(REQUIRED TASK):
Please write out every one of the lines below word for word, changing nothing.

___ DATA

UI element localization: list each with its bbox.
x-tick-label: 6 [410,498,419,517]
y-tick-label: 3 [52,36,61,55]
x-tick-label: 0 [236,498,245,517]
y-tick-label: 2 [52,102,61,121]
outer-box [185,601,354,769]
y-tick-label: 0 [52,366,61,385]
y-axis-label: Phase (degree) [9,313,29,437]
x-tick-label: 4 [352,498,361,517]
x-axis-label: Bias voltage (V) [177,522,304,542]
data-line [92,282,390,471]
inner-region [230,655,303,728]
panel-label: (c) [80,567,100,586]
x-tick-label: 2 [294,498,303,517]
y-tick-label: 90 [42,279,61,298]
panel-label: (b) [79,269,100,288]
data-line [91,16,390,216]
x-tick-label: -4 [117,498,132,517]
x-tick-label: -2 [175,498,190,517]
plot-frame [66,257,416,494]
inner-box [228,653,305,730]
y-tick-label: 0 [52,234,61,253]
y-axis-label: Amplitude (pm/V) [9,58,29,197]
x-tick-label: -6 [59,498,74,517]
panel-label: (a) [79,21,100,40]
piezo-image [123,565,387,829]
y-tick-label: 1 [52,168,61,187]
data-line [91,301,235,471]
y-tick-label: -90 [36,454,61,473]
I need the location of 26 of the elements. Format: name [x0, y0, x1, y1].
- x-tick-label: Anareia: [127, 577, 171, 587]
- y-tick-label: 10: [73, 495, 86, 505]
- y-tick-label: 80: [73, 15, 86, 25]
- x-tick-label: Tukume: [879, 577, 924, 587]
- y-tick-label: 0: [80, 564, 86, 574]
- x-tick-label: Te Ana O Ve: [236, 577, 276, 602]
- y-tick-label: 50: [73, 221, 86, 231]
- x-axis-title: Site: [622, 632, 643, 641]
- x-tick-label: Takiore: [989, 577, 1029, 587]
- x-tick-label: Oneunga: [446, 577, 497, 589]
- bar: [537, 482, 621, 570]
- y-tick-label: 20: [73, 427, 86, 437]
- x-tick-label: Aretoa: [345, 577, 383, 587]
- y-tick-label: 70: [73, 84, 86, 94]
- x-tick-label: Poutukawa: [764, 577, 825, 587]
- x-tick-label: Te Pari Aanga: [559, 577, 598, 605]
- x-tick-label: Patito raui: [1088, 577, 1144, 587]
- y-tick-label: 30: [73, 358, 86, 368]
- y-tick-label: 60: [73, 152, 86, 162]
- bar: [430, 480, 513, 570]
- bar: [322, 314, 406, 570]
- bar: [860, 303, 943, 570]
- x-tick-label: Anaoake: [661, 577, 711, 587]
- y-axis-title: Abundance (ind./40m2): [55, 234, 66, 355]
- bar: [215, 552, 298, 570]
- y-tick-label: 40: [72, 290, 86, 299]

______

(WORKED ANSWER):
UI element localization: list each with its bbox.
x-tick-label: 6 [410,498,419,517]
y-tick-label: 3 [52,36,61,55]
x-tick-label: 0 [236,498,245,517]
y-tick-label: 2 [52,102,61,121]
outer-box [185,601,354,769]
y-tick-label: 0 [52,366,61,385]
y-axis-label: Phase (degree) [9,313,29,437]
x-tick-label: 4 [352,498,361,517]
x-axis-label: Bias voltage (V) [177,522,304,542]
data-line [92,282,390,471]
inner-region [230,655,303,728]
panel-label: (c) [80,567,100,586]
x-tick-label: 2 [294,498,303,517]
y-tick-label: 90 [42,279,61,298]
panel-label: (b) [79,269,100,288]
data-line [91,16,390,216]
x-tick-label: -4 [117,498,132,517]
x-tick-label: -2 [175,498,190,517]
plot-frame [66,257,416,494]
inner-box [228,653,305,730]
y-tick-label: 0 [52,234,61,253]
y-axis-label: Amplitude (pm/V) [9,58,29,197]
x-tick-label: -6 [59,498,74,517]
panel-label: (a) [79,21,100,40]
piezo-image [123,565,387,829]
y-tick-label: 1 [52,168,61,187]
data-line [91,301,235,471]
y-tick-label: -90 [36,454,61,473]
I need the location of 26 of the elements. Format: name [x0, y0, x1, y1].
- x-tick-label: Anareia: [127, 577, 171, 587]
- y-tick-label: 10: [73, 495, 86, 505]
- y-tick-label: 80: [73, 15, 86, 25]
- x-tick-label: Tukume: [879, 577, 924, 587]
- y-tick-label: 0: [80, 564, 86, 574]
- x-tick-label: Te Ana O Ve: [236, 577, 276, 602]
- y-tick-label: 50: [73, 221, 86, 231]
- x-axis-title: Site: [622, 632, 643, 641]
- x-tick-label: Takiore: [989, 577, 1029, 587]
- x-tick-label: Oneunga: [446, 577, 497, 589]
- bar: [537, 482, 621, 570]
- y-tick-label: 20: [73, 427, 86, 437]
- x-tick-label: Aretoa: [345, 577, 383, 587]
- y-tick-label: 70: [73, 84, 86, 94]
- x-tick-label: Poutukawa: [764, 577, 825, 587]
- x-tick-label: Te Pari Aanga: [559, 577, 598, 605]
- x-tick-label: Patito raui: [1088, 577, 1144, 587]
- y-tick-label: 30: [73, 358, 86, 368]
- y-tick-label: 60: [73, 152, 86, 162]
- bar: [430, 480, 513, 570]
- bar: [322, 314, 406, 570]
- bar: [860, 303, 943, 570]
- x-tick-label: Anaoake: [661, 577, 711, 587]
- y-axis-title: Abundance (ind./40m2): [55, 234, 66, 355]
- bar: [215, 552, 298, 570]
- y-tick-label: 40: [72, 290, 86, 299]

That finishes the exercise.